**PROMPT**.
Write every record out again exactly as given.

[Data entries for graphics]
★ ★ ★ ★ ★

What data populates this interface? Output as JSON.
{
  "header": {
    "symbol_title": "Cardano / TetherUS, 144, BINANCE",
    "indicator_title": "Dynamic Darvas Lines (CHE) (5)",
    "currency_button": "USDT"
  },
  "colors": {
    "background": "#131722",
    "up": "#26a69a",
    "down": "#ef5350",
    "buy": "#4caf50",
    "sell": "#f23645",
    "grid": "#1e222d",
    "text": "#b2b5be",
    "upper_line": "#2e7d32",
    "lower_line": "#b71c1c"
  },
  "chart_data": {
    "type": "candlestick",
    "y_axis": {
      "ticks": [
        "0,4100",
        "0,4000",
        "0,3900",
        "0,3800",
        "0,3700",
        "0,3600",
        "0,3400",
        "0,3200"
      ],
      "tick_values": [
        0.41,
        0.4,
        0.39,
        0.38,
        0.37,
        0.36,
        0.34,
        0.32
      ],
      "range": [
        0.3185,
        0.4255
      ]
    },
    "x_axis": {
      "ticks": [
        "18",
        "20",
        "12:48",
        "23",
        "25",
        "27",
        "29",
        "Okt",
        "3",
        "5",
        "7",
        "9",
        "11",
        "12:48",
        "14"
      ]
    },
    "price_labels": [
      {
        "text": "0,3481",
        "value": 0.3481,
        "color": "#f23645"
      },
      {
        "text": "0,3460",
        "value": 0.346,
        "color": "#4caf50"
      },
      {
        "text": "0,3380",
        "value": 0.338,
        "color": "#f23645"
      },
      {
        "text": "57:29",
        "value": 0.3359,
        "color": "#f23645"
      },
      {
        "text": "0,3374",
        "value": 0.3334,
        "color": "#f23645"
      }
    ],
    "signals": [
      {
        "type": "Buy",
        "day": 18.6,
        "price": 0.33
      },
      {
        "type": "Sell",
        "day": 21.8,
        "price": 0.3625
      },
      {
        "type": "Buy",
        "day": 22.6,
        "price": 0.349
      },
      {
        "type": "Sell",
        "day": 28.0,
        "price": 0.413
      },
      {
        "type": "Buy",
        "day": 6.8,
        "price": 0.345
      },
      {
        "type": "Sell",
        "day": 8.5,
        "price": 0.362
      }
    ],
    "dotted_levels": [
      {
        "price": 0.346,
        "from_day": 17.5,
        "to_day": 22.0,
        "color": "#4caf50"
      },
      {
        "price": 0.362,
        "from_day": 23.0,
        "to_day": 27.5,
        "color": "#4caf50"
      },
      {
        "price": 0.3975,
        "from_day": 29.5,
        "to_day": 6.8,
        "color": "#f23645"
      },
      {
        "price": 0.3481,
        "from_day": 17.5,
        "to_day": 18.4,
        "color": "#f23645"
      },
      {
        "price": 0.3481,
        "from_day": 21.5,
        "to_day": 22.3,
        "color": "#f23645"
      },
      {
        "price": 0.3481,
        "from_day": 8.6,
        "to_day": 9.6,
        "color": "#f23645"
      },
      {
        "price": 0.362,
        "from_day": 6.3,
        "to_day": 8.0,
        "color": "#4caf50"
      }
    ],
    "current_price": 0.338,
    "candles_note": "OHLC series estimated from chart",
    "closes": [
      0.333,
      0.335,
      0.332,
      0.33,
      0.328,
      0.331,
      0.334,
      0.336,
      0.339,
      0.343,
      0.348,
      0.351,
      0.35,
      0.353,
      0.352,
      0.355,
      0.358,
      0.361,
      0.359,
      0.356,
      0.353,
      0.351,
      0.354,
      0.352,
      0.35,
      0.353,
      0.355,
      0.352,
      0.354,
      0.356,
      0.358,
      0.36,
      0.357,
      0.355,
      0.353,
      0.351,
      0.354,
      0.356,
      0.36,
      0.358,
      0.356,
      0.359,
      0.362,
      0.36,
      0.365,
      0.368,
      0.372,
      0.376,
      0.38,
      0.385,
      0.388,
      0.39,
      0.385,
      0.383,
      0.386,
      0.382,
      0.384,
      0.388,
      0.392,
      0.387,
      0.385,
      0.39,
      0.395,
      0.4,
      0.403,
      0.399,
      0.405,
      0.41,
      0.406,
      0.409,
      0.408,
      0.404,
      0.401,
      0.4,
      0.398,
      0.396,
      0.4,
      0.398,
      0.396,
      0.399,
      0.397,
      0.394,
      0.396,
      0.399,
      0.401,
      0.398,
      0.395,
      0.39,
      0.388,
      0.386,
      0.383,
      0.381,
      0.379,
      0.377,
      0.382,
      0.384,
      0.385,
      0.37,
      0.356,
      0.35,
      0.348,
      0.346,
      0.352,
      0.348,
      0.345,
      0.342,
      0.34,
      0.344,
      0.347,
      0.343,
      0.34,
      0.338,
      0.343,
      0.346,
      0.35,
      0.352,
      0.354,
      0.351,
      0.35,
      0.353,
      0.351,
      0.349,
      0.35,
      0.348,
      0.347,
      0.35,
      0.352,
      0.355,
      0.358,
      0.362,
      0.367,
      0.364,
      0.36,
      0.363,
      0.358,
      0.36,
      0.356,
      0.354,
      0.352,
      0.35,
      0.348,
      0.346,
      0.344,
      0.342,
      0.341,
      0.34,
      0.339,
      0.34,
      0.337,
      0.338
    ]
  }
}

★ ★ ★ ★ ★

**REPLY**.
What data populates this interface? Output as JSON.
{
  "header": {
    "symbol_title": "Cardano / TetherUS, 144, BINANCE",
    "indicator_title": "Dynamic Darvas Lines (CHE) (5)",
    "currency_button": "USDT"
  },
  "colors": {
    "background": "#131722",
    "up": "#26a69a",
    "down": "#ef5350",
    "buy": "#4caf50",
    "sell": "#f23645",
    "grid": "#1e222d",
    "text": "#b2b5be",
    "upper_line": "#2e7d32",
    "lower_line": "#b71c1c"
  },
  "chart_data": {
    "type": "candlestick",
    "y_axis": {
      "ticks": [
        "0,4100",
        "0,4000",
        "0,3900",
        "0,3800",
        "0,3700",
        "0,3600",
        "0,3400",
        "0,3200"
      ],
      "tick_values": [
        0.41,
        0.4,
        0.39,
        0.38,
        0.37,
        0.36,
        0.34,
        0.32
      ],
      "range": [
        0.3185,
        0.4255
      ]
    },
    "x_axis": {
      "ticks": [
        "18",
        "20",
        "12:48",
        "23",
        "25",
        "27",
        "29",
        "Okt",
        "3",
        "5",
        "7",
        "9",
        "11",
        "12:48",
        "14"
      ]
    },
    "price_labels": [
      {
        "text": "0,3481",
        "value": 0.3481,
        "color": "#f23645"
      },
      {
        "text": "0,3460",
        "value": 0.346,
        "color": "#4caf50"
      },
      {
        "text": "0,3380",
        "value": 0.338,
        "color": "#f23645"
      },
      {
        "text": "57:29",
        "value": 0.3359,
        "color": "#f23645"
      },
      {
        "text": "0,3374",
        "value": 0.3334,
        "color": "#f23645"
      }
    ],
    "signals": [
      {
        "type": "Buy",
        "day": 18.6,
        "price": 0.33
      },
      {
        "type": "Sell",
        "day": 21.8,
        "price": 0.3625
      },
      {
        "type": "Buy",
        "day": 22.6,
        "price": 0.349
      },
      {
        "type": "Sell",
        "day": 28.0,
        "price": 0.413
      },
      {
        "type": "Buy",
        "day": 6.8,
        "price": 0.345
      },
      {
        "type": "Sell",
        "day": 8.5,
        "price": 0.362
      }
    ],
    "dotted_levels": [
      {
        "price": 0.346,
        "from_day": 17.5,
        "to_day": 22.0,
        "color": "#4caf50"
      },
      {
        "price": 0.362,
        "from_day": 23.0,
        "to_day": 27.5,
        "color": "#4caf50"
      },
      {
        "price": 0.3975,
        "from_day": 29.5,
        "to_day": 6.8,
        "color": "#f23645"
      },
      {
        "price": 0.3481,
        "from_day": 17.5,
        "to_day": 18.4,
        "color": "#f23645"
      },
      {
        "price": 0.3481,
        "from_day": 21.5,
        "to_day": 22.3,
        "color": "#f23645"
      },
      {
        "price": 0.3481,
        "from_day": 8.6,
        "to_day": 9.6,
        "color": "#f23645"
      },
      {
        "price": 0.362,
        "from_day": 6.3,
        "to_day": 8.0,
        "color": "#4caf50"
      }
    ],
    "current_price": 0.338,
    "candles_note": "OHLC series estimated from chart",
    "closes": [
      0.333,
      0.335,
      0.332,
      0.33,
      0.328,
      0.331,
      0.334,
      0.336,
      0.339,
      0.343,
      0.348,
      0.351,
      0.35,
      0.353,
      0.352,
      0.355,
      0.358,
      0.361,
      0.359,
      0.356,
      0.353,
      0.351,
      0.354,
      0.352,
      0.35,
      0.353,
      0.355,
      0.352,
      0.354,
      0.356,
      0.358,
      0.36,
      0.357,
      0.355,
      0.353,
      0.351,
      0.354,
      0.356,
      0.36,
      0.358,
      0.356,
      0.359,
      0.362,
      0.36,
      0.365,
      0.368,
      0.372,
      0.376,
      0.38,
      0.385,
      0.388,
      0.39,
      0.385,
      0.383,
      0.386,
      0.382,
      0.384,
      0.388,
      0.392,
      0.387,
      0.385,
      0.39,
      0.395,
      0.4,
      0.403,
      0.399,
      0.405,
      0.41,
      0.406,
      0.409,
      0.408,
      0.404,
      0.401,
      0.4,
      0.398,
      0.396,
      0.4,
      0.398,
      0.396,
      0.399,
      0.397,
      0.394,
      0.396,
      0.399,
      0.401,
      0.398,
      0.395,
      0.39,
      0.388,
      0.386,
      0.383,
      0.381,
      0.379,
      0.377,
      0.382,
      0.384,
      0.385,
      0.37,
      0.356,
      0.35,
      0.348,
      0.346,
      0.352,
      0.348,
      0.345,
      0.342,
      0.34,
      0.344,
      0.347,
      0.343,
      0.34,
      0.338,
      0.343,
      0.346,
      0.35,
      0.352,
      0.354,
      0.351,
      0.35,
      0.353,
      0.351,
      0.349,
      0.35,
      0.348,
      0.347,
      0.35,
      0.352,
      0.355,
      0.358,
      0.362,
      0.367,
      0.364,
      0.36,
      0.363,
      0.358,
      0.36,
      0.356,
      0.354,
      0.352,
      0.35,
      0.348,
      0.346,
      0.344,
      0.342,
      0.341,
      0.34,
      0.339,
      0.34,
      0.337,
      0.338
    ]
  }
}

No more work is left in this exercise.